▸ Prompt: Keep only the lines where "شبانه" appears.

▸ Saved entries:

━━━

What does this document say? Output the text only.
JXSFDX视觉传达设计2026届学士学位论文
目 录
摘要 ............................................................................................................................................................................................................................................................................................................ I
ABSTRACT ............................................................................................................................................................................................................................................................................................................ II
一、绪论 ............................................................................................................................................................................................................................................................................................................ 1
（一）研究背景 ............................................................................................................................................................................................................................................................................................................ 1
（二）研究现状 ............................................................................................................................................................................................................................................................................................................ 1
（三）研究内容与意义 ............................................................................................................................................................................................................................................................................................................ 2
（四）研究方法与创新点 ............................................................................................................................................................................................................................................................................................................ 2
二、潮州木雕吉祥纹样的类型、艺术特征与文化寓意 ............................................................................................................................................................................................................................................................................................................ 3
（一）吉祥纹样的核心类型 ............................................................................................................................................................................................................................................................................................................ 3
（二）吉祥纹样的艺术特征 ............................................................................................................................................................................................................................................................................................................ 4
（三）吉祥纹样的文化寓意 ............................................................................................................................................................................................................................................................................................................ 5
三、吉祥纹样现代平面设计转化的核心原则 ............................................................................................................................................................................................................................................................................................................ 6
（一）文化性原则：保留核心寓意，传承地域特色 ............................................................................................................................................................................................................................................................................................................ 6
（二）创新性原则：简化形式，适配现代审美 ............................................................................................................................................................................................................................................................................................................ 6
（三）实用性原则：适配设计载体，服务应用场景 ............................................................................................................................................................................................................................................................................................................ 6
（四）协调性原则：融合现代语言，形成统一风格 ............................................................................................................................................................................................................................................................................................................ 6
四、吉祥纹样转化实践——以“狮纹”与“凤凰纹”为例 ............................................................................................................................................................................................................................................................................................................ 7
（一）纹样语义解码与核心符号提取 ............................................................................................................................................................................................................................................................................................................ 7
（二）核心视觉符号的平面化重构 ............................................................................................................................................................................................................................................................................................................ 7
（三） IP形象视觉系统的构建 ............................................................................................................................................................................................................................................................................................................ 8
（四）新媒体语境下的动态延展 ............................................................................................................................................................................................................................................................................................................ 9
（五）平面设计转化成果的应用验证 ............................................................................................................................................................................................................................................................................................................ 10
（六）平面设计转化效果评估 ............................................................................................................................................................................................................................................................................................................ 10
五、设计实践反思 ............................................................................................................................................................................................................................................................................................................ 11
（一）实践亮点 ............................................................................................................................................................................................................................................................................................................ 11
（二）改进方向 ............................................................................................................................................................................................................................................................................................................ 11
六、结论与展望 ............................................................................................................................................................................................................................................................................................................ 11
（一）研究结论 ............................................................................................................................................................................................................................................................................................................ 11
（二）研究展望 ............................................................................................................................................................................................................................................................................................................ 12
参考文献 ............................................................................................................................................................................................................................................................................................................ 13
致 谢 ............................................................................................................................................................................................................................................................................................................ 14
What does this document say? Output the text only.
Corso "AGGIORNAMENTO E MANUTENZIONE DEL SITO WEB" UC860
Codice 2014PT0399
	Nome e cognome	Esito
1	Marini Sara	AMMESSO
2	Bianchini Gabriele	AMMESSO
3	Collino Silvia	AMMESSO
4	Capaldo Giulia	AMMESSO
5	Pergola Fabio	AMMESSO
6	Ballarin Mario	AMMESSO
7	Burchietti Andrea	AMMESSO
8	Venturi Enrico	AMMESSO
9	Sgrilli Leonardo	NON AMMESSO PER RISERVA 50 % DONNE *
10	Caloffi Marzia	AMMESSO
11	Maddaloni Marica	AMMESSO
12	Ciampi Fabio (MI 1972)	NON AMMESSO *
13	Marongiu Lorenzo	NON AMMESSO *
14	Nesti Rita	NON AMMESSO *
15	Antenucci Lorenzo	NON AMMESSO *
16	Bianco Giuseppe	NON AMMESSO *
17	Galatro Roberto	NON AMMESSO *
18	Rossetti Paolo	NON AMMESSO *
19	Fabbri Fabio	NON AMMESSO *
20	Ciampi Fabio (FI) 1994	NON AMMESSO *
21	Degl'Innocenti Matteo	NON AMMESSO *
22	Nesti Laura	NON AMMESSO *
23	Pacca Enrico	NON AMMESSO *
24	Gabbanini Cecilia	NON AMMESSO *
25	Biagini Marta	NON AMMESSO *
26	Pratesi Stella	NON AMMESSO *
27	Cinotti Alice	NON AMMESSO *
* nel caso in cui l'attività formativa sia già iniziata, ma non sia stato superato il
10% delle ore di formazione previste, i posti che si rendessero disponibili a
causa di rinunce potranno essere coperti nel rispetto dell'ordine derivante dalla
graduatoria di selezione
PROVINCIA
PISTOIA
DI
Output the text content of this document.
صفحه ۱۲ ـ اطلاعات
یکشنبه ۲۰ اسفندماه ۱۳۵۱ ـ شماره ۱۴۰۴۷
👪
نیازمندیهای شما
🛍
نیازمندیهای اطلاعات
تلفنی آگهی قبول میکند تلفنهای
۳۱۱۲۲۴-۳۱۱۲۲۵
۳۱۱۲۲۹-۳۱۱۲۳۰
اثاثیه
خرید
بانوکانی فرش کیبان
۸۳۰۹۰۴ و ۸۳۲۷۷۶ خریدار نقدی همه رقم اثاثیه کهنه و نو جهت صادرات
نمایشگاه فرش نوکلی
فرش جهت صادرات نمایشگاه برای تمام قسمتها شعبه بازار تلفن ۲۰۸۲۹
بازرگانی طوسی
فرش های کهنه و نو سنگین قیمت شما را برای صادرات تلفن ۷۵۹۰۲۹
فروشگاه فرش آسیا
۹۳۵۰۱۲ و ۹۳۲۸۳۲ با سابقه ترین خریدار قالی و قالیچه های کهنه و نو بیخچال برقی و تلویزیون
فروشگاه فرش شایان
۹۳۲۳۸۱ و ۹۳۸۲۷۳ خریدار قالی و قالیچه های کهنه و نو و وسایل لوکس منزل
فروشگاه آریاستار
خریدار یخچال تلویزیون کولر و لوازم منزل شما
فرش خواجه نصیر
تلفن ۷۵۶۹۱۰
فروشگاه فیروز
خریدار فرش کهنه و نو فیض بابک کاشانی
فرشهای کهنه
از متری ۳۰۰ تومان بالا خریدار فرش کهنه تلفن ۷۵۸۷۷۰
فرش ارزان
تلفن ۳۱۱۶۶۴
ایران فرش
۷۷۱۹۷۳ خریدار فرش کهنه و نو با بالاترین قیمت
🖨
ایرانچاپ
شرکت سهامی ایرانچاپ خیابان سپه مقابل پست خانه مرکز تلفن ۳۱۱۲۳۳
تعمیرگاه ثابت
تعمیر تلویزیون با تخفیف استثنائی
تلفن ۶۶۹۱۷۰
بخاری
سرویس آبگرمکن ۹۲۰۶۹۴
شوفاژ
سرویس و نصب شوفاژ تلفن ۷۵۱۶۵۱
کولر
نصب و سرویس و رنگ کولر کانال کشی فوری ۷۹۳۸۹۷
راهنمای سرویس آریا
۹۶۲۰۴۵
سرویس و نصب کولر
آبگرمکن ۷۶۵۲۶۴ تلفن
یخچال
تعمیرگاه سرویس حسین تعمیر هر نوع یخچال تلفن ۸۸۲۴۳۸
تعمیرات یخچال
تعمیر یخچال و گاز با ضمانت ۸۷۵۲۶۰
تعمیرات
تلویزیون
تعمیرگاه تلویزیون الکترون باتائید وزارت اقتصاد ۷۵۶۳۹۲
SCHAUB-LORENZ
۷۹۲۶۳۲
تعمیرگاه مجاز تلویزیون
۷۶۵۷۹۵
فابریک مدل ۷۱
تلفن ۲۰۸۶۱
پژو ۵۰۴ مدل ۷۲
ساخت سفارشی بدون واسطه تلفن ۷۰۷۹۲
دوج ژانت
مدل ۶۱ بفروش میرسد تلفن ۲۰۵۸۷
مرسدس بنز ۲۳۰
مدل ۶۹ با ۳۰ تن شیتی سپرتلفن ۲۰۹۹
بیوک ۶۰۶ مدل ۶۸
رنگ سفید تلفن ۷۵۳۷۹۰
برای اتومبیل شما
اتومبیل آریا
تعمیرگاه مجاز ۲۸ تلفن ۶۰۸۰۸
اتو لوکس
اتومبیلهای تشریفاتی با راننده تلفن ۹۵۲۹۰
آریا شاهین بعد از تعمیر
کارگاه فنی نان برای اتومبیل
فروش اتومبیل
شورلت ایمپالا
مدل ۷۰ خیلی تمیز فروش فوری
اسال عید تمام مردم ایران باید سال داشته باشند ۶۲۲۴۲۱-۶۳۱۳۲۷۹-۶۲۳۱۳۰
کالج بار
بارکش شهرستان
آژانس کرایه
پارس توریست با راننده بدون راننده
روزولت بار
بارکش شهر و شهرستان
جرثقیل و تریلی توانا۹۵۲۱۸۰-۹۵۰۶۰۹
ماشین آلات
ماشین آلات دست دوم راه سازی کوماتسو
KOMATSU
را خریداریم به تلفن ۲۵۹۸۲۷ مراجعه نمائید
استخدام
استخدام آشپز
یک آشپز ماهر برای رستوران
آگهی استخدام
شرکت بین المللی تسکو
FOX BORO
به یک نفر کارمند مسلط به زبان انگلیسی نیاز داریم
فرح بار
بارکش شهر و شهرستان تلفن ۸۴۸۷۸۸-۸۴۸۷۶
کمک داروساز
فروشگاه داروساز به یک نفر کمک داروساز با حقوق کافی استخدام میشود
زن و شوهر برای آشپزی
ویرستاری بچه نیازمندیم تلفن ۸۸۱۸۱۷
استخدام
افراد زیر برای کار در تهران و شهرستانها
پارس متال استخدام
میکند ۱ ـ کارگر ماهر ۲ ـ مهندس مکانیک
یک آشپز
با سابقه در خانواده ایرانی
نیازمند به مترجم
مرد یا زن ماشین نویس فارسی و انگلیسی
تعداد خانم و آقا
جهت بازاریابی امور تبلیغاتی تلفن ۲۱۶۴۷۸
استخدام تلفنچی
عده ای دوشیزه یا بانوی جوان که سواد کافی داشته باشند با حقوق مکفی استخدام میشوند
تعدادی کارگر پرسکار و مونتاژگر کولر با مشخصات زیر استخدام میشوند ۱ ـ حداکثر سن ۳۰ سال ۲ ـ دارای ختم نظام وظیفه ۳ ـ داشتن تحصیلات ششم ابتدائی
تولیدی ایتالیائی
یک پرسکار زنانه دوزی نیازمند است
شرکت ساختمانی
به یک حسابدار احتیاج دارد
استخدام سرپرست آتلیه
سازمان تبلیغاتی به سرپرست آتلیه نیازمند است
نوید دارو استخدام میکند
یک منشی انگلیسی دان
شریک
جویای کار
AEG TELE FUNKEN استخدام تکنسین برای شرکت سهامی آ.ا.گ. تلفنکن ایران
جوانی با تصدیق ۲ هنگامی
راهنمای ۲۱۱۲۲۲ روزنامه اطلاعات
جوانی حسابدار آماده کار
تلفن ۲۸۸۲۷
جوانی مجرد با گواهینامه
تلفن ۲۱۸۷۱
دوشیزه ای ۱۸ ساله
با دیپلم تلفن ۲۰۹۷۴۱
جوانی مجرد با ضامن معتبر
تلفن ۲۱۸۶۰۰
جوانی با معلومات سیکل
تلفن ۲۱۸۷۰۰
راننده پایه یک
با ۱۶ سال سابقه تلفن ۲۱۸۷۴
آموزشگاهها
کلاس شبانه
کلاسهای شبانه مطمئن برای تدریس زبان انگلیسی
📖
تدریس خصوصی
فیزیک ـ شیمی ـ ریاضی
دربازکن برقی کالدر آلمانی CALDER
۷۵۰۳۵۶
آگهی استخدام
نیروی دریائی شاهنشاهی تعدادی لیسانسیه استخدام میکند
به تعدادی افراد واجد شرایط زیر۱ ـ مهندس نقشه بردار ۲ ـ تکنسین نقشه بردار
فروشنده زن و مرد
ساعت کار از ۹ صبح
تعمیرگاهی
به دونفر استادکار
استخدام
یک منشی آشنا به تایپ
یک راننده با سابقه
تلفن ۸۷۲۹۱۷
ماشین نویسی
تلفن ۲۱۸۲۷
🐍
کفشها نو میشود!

━━━

▸ Exercise result:
کلاس شبانه
کلاسهای شبانه مطمئن برای تدریس زبان انگلیسی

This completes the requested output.